Problem: Where a line contains the word "Zoey", copy that line in full.

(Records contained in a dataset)

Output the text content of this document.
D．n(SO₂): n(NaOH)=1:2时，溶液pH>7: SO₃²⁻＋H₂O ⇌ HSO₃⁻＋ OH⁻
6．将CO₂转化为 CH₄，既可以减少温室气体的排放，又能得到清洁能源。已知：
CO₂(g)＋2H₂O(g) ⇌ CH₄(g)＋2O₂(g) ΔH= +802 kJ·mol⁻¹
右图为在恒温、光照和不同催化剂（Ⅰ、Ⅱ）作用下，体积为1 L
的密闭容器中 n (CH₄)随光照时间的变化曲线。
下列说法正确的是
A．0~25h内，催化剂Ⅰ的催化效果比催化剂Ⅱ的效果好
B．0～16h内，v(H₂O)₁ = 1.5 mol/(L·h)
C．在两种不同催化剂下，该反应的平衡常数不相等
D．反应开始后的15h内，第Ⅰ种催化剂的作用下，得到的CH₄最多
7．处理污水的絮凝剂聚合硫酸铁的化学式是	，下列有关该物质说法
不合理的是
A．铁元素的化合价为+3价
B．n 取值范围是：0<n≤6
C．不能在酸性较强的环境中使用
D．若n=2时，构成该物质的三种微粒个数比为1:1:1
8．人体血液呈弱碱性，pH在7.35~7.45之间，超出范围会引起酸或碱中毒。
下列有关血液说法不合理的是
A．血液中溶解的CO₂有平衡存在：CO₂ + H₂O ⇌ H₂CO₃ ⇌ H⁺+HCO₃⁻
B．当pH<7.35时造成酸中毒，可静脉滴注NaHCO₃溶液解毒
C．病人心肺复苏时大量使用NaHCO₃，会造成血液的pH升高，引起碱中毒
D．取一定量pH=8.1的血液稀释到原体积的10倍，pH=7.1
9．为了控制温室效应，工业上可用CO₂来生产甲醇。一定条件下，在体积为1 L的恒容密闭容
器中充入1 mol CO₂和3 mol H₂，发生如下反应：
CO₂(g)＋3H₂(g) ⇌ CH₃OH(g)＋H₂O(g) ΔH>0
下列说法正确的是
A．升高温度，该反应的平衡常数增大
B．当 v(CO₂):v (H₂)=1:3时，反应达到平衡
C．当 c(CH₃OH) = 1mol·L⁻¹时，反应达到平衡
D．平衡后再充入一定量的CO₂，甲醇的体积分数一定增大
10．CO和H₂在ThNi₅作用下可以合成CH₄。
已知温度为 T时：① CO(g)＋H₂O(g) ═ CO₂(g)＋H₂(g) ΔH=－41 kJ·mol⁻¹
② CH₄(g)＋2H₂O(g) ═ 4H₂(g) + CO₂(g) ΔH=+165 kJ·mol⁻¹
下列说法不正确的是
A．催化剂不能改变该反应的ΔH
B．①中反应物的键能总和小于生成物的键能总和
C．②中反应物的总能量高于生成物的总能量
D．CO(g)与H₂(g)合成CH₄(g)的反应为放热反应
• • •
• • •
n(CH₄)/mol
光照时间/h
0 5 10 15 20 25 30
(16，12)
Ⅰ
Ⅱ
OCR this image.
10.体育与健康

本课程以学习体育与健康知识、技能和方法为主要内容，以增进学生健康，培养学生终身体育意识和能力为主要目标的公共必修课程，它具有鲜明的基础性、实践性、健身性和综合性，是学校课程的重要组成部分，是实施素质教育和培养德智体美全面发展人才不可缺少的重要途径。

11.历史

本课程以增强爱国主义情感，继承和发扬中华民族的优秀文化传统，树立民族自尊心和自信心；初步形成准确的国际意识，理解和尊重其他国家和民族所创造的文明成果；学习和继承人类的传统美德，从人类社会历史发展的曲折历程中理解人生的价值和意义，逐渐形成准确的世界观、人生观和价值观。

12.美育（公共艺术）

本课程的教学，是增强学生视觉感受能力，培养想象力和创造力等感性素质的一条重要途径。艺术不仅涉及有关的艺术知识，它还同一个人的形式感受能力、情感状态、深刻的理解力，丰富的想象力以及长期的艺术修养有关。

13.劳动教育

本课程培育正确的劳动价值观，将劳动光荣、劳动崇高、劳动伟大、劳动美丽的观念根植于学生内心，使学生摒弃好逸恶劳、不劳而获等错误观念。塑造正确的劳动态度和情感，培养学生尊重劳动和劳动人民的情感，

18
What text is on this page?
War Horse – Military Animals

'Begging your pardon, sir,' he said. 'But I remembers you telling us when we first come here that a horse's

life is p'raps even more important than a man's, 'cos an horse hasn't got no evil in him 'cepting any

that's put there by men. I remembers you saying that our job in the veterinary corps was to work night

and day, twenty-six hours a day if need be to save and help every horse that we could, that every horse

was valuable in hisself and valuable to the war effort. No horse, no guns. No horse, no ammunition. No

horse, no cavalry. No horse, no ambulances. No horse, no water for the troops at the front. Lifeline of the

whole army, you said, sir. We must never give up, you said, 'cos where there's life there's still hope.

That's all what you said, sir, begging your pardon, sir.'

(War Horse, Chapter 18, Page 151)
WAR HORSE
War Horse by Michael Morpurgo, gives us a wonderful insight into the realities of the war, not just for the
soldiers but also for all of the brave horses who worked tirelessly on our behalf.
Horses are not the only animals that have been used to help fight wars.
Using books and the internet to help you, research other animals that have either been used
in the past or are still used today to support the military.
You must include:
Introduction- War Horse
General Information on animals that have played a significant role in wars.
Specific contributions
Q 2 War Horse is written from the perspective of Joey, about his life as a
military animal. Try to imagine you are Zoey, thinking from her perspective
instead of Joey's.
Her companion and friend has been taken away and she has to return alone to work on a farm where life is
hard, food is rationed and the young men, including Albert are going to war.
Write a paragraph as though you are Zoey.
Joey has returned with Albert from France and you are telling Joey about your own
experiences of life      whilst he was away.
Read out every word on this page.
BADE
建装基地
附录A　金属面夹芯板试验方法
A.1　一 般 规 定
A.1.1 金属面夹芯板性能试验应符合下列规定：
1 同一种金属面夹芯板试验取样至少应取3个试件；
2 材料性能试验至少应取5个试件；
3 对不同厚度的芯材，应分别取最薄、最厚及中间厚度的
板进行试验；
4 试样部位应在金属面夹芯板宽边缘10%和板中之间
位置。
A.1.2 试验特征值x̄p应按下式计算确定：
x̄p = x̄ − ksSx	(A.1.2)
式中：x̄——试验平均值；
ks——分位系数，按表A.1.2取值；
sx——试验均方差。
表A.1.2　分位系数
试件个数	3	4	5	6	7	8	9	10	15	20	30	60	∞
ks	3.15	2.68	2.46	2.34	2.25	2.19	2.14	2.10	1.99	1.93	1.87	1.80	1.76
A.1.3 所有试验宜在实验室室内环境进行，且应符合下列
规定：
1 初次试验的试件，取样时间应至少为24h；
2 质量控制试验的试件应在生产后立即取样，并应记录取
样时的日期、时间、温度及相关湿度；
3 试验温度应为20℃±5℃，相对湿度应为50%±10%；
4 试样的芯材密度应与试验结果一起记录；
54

Task output:
military animal. Try to imagine you are Zoey, thinking from her perspective
Write a paragraph as though you are Zoey.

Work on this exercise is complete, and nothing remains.